— Given request —
Return each line holding the string "درآمد".

Entries from a visual dataset
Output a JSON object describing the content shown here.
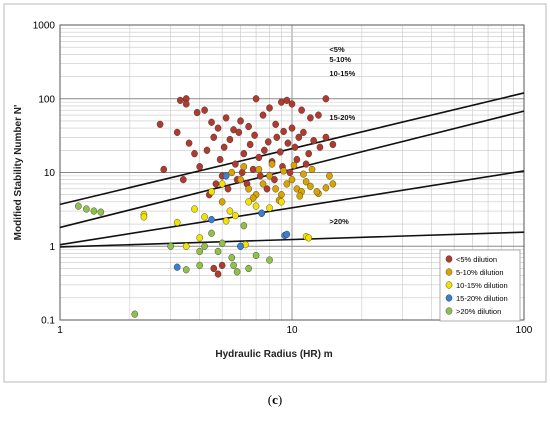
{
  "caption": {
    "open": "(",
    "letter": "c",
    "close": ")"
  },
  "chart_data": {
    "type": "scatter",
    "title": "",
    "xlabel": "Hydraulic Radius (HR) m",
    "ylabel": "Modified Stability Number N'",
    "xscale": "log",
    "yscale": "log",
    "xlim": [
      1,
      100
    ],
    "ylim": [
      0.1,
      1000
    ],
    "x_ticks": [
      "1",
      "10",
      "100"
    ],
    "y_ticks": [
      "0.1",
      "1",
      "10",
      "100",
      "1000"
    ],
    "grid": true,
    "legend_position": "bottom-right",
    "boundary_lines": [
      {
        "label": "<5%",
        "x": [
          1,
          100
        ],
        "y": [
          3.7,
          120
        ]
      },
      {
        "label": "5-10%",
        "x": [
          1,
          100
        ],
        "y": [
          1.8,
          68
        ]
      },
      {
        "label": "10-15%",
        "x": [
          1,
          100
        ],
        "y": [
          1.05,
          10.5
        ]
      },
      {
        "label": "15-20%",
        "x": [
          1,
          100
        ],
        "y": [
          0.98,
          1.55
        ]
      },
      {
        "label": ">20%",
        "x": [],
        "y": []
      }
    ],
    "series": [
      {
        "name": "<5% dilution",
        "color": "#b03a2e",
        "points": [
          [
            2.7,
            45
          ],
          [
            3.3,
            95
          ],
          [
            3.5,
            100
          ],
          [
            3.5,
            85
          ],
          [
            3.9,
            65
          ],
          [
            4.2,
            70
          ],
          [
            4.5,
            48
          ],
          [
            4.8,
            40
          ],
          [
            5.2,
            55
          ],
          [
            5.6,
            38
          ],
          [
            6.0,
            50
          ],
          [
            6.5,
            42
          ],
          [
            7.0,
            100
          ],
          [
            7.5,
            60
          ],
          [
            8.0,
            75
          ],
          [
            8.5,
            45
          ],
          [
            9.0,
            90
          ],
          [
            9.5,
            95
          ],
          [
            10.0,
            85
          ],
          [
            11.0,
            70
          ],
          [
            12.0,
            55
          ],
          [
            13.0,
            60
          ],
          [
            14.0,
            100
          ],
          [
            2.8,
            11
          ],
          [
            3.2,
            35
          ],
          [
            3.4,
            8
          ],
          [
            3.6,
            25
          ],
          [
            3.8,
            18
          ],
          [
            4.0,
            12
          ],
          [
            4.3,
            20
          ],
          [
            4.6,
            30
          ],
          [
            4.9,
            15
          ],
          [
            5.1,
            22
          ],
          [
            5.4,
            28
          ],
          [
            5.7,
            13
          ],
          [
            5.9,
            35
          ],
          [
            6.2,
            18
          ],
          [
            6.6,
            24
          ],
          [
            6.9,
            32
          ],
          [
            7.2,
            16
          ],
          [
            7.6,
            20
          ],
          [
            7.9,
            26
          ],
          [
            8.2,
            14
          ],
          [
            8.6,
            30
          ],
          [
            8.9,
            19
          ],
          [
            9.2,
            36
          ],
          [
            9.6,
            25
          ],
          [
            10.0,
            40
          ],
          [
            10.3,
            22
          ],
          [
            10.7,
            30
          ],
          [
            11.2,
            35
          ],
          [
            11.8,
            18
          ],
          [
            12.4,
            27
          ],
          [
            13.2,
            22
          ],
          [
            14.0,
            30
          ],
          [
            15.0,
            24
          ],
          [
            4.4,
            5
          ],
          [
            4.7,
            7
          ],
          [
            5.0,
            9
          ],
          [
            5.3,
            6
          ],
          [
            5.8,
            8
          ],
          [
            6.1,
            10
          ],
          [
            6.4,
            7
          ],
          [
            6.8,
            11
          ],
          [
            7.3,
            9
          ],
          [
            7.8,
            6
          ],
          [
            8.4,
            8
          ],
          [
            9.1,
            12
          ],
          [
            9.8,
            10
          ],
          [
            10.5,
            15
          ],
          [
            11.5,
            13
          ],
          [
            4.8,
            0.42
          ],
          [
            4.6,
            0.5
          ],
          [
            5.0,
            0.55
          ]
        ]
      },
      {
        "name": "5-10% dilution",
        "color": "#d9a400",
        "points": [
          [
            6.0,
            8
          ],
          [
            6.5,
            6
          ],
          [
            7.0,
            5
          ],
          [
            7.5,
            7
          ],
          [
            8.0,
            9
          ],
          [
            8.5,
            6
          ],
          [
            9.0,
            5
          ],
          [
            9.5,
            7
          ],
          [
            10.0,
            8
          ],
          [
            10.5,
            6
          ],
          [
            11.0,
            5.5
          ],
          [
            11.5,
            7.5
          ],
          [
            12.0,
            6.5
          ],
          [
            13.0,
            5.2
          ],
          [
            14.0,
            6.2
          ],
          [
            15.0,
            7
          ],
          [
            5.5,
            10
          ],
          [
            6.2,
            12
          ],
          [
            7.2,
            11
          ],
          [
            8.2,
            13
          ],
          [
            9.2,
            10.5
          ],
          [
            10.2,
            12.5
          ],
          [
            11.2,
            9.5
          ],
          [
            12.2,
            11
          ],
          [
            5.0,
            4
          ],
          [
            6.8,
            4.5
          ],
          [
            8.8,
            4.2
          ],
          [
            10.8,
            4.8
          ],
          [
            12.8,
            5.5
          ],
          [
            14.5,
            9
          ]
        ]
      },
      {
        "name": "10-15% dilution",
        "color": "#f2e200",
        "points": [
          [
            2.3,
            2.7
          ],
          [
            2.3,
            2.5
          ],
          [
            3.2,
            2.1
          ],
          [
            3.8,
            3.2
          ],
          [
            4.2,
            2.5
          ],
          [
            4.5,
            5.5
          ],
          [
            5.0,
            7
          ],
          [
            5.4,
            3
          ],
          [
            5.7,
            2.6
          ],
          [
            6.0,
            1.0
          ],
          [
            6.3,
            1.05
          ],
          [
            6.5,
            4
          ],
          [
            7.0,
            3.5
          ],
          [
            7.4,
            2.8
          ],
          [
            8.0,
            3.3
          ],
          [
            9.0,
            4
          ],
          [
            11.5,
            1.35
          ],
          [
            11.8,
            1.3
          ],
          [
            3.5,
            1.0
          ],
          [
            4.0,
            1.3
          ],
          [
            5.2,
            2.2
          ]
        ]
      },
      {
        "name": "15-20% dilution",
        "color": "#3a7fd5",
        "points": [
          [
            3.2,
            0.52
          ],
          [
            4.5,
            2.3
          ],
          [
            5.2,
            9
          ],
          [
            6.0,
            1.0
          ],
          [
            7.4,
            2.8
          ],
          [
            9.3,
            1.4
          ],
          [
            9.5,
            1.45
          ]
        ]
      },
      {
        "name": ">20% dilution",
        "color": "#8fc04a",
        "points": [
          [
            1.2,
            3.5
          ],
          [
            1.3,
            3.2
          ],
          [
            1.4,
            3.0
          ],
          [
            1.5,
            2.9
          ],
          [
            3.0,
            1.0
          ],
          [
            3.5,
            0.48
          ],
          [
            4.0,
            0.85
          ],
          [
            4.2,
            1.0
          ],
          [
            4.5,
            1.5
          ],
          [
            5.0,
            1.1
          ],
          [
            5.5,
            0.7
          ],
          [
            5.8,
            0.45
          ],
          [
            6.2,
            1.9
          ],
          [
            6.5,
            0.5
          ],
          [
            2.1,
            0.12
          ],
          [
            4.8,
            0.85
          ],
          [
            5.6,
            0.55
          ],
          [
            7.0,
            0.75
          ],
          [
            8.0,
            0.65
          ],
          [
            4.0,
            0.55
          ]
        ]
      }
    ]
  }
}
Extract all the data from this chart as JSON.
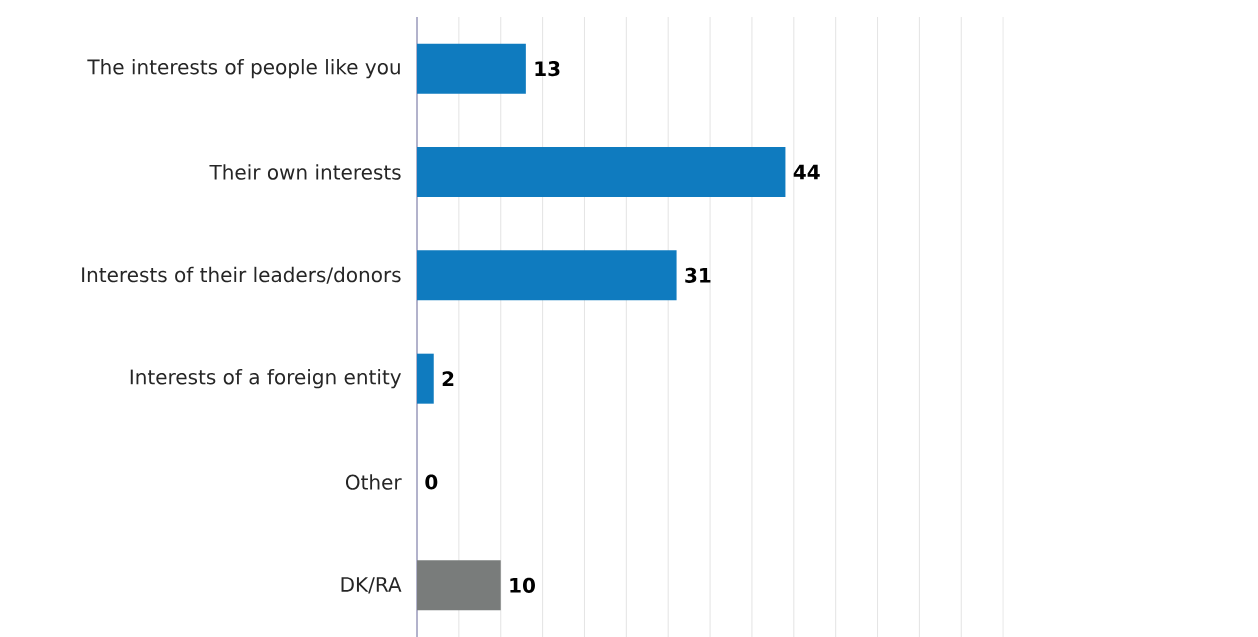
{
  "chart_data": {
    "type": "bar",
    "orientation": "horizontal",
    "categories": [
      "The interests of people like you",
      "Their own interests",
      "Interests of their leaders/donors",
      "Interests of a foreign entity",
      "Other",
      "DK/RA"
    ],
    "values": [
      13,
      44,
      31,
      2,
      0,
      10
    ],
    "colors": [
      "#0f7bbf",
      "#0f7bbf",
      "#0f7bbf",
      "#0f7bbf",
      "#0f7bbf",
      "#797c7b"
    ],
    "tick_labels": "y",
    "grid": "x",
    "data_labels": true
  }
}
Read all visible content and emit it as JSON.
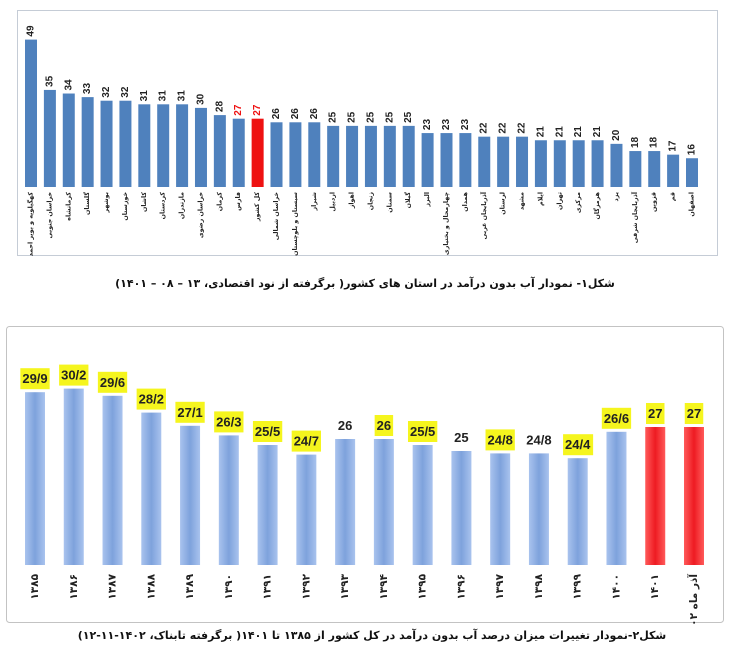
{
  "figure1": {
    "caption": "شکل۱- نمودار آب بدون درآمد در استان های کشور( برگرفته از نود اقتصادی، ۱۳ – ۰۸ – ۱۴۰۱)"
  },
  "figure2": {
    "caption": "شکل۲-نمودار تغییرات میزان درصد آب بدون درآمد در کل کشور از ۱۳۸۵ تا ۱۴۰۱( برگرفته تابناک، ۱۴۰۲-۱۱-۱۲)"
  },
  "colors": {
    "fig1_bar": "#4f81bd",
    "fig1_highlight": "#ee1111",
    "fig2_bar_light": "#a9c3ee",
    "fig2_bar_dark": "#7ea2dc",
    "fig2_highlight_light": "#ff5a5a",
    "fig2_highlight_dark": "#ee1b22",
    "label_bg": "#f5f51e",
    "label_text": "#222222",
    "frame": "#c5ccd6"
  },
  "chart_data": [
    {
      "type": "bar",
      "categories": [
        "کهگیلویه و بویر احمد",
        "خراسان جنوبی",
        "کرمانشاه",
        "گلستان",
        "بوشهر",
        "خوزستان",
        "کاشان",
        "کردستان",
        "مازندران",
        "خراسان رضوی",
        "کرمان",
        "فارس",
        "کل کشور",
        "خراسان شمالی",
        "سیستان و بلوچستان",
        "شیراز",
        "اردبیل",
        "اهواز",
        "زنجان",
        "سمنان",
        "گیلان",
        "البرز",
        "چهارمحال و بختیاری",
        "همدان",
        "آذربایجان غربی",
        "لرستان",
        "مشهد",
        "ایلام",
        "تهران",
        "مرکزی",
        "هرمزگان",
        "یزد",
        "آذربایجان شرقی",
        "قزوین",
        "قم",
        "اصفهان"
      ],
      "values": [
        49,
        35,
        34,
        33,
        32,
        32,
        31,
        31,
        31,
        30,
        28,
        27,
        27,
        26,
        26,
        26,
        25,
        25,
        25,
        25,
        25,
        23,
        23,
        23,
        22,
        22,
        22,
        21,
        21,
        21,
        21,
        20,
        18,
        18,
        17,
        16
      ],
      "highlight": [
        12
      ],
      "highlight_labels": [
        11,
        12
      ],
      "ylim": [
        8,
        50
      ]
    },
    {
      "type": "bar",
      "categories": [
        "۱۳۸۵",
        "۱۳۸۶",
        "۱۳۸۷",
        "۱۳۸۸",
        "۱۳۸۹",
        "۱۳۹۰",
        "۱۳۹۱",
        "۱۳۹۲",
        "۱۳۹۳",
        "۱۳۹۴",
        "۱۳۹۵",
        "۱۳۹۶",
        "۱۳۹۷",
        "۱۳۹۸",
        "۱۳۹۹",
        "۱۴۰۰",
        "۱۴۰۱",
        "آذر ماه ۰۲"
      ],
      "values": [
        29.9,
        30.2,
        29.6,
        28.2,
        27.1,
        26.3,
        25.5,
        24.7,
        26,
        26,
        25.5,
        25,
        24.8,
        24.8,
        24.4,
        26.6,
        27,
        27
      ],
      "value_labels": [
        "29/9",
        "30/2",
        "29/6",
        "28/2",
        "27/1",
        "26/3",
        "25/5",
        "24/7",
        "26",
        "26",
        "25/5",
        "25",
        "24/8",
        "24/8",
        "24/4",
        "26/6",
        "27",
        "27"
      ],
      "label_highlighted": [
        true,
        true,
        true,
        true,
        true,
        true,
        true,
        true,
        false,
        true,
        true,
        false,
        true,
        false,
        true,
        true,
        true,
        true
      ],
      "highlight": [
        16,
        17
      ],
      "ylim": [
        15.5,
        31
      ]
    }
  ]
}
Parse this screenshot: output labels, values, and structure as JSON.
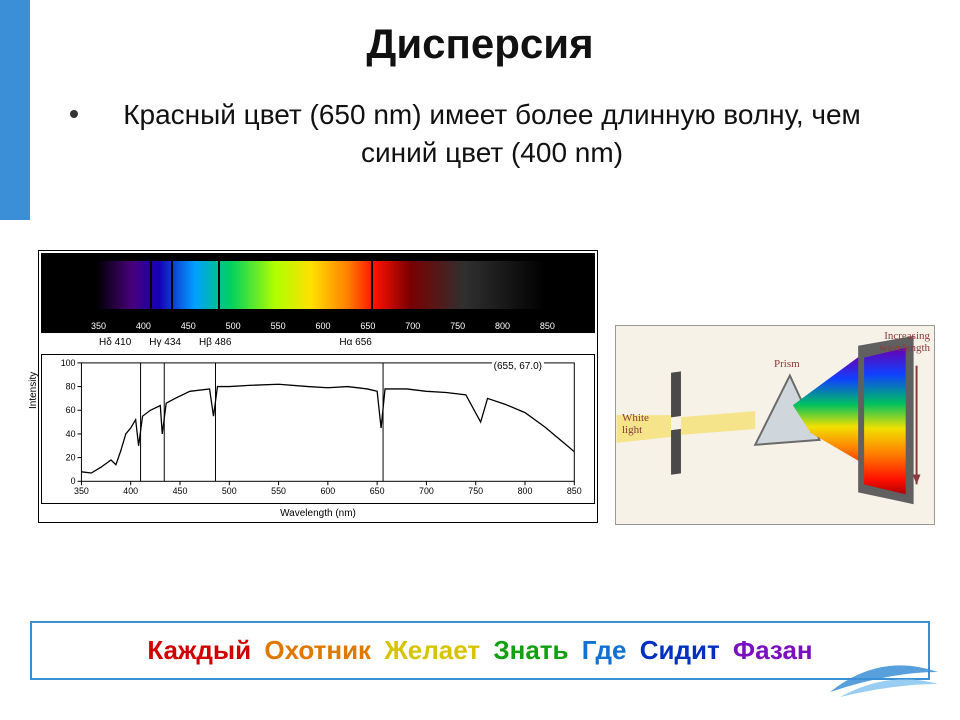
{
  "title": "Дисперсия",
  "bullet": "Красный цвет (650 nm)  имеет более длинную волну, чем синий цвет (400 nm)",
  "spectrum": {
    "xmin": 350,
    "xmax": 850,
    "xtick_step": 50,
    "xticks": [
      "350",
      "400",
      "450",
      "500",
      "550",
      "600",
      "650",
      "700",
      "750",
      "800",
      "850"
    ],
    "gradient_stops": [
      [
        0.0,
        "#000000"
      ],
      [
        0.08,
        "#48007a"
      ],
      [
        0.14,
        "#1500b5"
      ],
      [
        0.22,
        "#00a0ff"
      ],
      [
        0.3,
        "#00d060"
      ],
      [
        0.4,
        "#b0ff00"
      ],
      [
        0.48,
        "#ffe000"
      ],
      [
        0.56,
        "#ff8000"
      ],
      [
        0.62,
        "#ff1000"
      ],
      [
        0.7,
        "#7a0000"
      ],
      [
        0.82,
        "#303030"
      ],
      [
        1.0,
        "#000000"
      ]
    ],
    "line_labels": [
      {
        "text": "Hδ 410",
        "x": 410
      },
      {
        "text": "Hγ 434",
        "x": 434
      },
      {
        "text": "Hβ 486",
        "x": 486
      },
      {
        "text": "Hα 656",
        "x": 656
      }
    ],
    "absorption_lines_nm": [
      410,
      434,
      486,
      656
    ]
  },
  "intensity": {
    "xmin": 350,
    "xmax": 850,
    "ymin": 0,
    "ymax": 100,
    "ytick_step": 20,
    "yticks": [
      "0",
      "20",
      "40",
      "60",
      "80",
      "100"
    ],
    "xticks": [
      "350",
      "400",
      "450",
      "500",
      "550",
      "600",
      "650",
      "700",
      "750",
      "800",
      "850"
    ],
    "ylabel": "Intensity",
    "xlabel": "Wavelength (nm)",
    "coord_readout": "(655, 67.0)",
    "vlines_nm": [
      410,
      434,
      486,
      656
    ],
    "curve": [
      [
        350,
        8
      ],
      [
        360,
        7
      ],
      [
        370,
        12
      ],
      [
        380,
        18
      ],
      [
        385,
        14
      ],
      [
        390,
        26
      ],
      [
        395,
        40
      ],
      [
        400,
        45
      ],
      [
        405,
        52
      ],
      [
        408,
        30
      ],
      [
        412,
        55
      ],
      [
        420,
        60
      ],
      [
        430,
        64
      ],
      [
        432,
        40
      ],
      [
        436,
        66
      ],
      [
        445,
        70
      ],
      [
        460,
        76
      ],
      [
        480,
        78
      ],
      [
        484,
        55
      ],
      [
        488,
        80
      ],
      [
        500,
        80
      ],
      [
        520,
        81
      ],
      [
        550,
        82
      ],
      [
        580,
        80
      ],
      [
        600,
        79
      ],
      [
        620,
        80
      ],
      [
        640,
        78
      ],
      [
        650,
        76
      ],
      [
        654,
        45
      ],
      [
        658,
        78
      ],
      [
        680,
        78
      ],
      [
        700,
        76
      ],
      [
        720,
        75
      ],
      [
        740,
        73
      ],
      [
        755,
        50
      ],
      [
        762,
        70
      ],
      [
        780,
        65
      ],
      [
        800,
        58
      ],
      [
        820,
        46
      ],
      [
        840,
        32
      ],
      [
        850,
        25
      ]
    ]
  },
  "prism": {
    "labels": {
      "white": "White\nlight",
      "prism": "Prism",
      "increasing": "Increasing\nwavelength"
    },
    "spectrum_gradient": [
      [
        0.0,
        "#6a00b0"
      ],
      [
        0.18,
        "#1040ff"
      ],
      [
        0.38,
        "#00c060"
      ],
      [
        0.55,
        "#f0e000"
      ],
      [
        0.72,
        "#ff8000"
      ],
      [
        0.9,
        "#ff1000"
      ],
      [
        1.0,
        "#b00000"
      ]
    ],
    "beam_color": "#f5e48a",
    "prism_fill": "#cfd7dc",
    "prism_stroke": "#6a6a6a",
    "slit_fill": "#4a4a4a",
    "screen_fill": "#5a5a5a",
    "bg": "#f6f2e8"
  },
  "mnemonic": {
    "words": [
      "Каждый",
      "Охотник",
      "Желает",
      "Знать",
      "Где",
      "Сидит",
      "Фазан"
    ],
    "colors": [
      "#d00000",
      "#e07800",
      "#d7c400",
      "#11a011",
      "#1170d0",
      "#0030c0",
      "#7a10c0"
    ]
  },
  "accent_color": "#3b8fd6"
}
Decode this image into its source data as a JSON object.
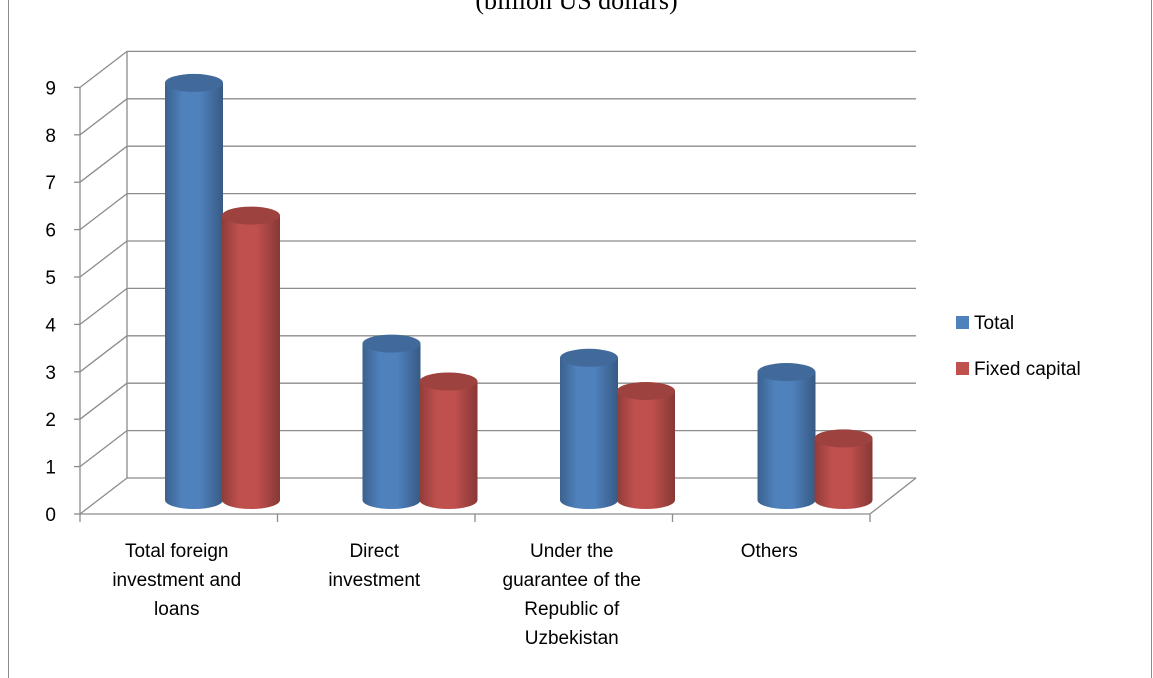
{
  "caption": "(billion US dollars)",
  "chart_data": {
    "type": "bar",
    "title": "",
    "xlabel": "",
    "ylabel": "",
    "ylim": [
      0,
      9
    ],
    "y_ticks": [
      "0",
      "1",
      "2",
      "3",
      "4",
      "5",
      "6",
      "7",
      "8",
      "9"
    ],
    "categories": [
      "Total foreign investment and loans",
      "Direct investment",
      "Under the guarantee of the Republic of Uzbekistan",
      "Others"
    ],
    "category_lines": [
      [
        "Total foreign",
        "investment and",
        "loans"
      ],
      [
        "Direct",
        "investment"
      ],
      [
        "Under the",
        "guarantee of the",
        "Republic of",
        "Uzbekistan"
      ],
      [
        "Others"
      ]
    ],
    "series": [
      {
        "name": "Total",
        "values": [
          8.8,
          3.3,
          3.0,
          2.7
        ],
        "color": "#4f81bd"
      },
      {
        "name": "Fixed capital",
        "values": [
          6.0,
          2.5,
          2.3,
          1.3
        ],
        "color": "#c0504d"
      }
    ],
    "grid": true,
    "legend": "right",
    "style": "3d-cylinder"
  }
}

— Problem solution —
    "caption": "شکل۱- نمودار آب بدون درآمد در استان های کشور( برگرفته از نود اقتصادی، ۱۳ – ۰۸ – ۱۴۰۱)"
    "caption": "شکل۲-نمودار تغییرات میزان درصد آب بدون درآمد در کل کشور از ۱۳۸۵ تا ۱۴۰۱( برگرفته تابناک، ۱۴۰۲-۱۱-۱۲)"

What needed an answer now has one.